Tantangan Makin Besar, Pegawai BPIP Diminta Rapatkan Barisan


Jakarta:-Pegawai dan Pimpinan di lingkungan Badan Pembinaan Ideologi Pancasila (BPIP) diminta untuk merapatkan barisan. Mengingat saat ini semakin besarnya tantangan terhadap Ideologi Negara (Pancasila).
 
Menurut Deputi Bidang Pengendalian dan Evaluasi BPIP Rima Agristina, S.H., S.E., M.M selain ada yang ingin mengganti Ideologi Pancasila dengan ideologi lain, tantangan besar lainnya adalah paham radikalisme, terorisme, tindak pidana korupsi, narkoba, bencana alam dan Pandemi COVID-19.
 
"Tentu saja ini tidak mudah bagi BPIP untuk melaksanakan tugas, melaksanakan pembinaan Ideologi Pancasila kepada masyarakat", ujarnya saat menyampaikan amanat Apel Pagi Senin, (13/9).

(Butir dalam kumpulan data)
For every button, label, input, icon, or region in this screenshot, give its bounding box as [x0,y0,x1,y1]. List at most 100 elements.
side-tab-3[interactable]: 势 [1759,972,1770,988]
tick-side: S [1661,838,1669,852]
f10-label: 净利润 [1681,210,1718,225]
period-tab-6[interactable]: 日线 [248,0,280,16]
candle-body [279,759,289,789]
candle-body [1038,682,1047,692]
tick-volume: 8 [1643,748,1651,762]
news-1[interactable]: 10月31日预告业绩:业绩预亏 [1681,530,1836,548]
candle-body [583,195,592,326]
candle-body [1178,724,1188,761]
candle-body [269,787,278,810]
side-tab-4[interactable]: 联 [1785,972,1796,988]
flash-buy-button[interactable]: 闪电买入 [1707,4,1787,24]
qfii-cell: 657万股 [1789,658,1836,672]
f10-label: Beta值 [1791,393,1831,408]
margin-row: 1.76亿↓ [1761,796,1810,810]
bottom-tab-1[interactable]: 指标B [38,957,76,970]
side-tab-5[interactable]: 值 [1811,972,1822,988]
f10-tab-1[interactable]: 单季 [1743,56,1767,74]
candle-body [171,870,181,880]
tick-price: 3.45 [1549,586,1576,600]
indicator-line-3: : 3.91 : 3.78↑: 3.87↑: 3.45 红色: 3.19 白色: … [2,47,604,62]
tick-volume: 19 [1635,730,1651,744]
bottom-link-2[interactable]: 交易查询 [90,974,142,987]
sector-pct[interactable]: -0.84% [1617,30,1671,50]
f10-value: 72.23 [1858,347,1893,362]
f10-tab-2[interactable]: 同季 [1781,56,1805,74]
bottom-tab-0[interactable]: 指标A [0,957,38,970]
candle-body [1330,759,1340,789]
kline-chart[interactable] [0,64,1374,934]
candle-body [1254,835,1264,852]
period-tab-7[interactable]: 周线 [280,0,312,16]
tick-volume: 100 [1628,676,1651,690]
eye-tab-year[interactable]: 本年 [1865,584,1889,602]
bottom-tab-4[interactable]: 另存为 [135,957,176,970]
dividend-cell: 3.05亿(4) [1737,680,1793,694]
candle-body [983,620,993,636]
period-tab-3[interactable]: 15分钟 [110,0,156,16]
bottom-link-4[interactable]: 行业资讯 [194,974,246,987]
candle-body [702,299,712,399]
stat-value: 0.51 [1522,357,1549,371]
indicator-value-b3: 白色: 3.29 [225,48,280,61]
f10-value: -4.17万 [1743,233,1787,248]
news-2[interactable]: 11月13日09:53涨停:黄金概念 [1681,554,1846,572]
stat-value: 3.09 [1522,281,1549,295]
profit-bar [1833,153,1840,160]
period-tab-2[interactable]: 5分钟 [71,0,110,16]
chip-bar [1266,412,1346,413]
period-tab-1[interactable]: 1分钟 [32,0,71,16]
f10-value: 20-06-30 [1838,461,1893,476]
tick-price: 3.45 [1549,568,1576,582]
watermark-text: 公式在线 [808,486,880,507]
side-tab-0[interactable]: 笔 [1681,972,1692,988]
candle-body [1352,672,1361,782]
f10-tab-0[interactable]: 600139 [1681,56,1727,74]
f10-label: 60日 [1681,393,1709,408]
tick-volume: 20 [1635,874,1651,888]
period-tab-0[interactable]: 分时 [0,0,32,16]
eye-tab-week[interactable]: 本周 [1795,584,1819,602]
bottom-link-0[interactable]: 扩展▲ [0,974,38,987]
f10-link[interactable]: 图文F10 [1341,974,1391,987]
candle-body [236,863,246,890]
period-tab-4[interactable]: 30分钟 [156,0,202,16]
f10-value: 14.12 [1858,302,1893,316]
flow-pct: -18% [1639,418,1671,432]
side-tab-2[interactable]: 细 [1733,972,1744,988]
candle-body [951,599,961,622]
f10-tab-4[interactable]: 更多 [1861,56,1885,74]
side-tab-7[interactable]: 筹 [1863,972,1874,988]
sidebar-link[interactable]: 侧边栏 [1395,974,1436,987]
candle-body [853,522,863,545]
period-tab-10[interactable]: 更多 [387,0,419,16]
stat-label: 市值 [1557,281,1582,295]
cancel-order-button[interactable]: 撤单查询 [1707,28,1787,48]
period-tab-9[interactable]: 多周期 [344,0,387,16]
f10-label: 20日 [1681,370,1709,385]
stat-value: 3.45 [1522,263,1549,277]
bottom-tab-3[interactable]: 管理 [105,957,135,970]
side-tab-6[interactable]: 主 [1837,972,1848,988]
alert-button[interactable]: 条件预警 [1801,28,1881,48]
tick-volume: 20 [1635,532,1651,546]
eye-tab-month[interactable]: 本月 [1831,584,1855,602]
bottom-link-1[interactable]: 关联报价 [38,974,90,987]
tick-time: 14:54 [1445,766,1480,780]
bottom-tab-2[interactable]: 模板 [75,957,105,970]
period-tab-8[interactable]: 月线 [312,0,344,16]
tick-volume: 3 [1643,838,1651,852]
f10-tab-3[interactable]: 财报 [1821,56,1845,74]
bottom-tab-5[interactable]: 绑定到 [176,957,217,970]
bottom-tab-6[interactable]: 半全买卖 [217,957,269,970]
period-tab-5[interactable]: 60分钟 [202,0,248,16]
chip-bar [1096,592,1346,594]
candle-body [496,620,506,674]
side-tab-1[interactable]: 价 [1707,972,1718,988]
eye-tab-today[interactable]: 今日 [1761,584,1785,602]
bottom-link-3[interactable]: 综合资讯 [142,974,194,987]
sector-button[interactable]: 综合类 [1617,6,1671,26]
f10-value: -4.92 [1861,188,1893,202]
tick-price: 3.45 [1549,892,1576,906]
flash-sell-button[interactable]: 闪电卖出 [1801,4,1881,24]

** Tugas dan Latihan **
a. Jawab pertanyaan berikut berdasarkan berita tentang BPIP.
(i) Siapa saja yang diminta merapatkan barisan?
(ii) Apa jabatan Rima Agristina di BPIP?
(iii) Pada acara apa Rima Agristina menyampaikan pernyataannya?
b. Teruskan berita tentang BPIP mulai dari setelah kalimat terakhirnya.

** Jawaban Tugas **
a.
(i) Pegawai dan pimpinan di lingkungan Badan Pembinaan Ideologi Pancasila (BPIP).
(ii) Deputi Bidang Pengendalian dan Evaluasi BPIP.
(iii) Saat menyampaikan amanat Apel Pagi Senin (13/9).

b.
 
Ia mengaku harapan publik terhadap BPIP sangat tinggi terutama dalam menjaga dan Pembinaan Ideologi Pancasila.
 
"Harapan publik terhadap BPIP sangat tinggi, oleh karenanya segenap pegawai dan pimpinan di lingkungan BPIP kita semua harus menjadi teladan dan kuncinya hanya bersatu, rapatkan barisan dan melakukan pengendalian diri dengan sebaik baiknya", tegasnya.
 
Dalam kondisi pandemi COVID-19 ini banyak cara untuk melakukannya yaitu dengan memanfaatkan teknologi yang saat ini berkembang.
 
"Pandemi ini jangan menjadi hambatan masih banyak cara yang bisa kita lakukan baik secara virtual maupun secara fisik dengan mengikuti protokol kesehatan", ujarnya.
 
"Terjun ke masyarakat melayani dengan sebaik baiknya, kerja cepat, kerja tepat dan lakukan yang berdampak bagi masyarakat secara positif", sambungnya.
 
Dalam penutupan amanatnya ia berharap pegawai dan pimpinan di lingkungan BPIP untuk terus menguatkan komitmen konsensus para pendiri bangsa.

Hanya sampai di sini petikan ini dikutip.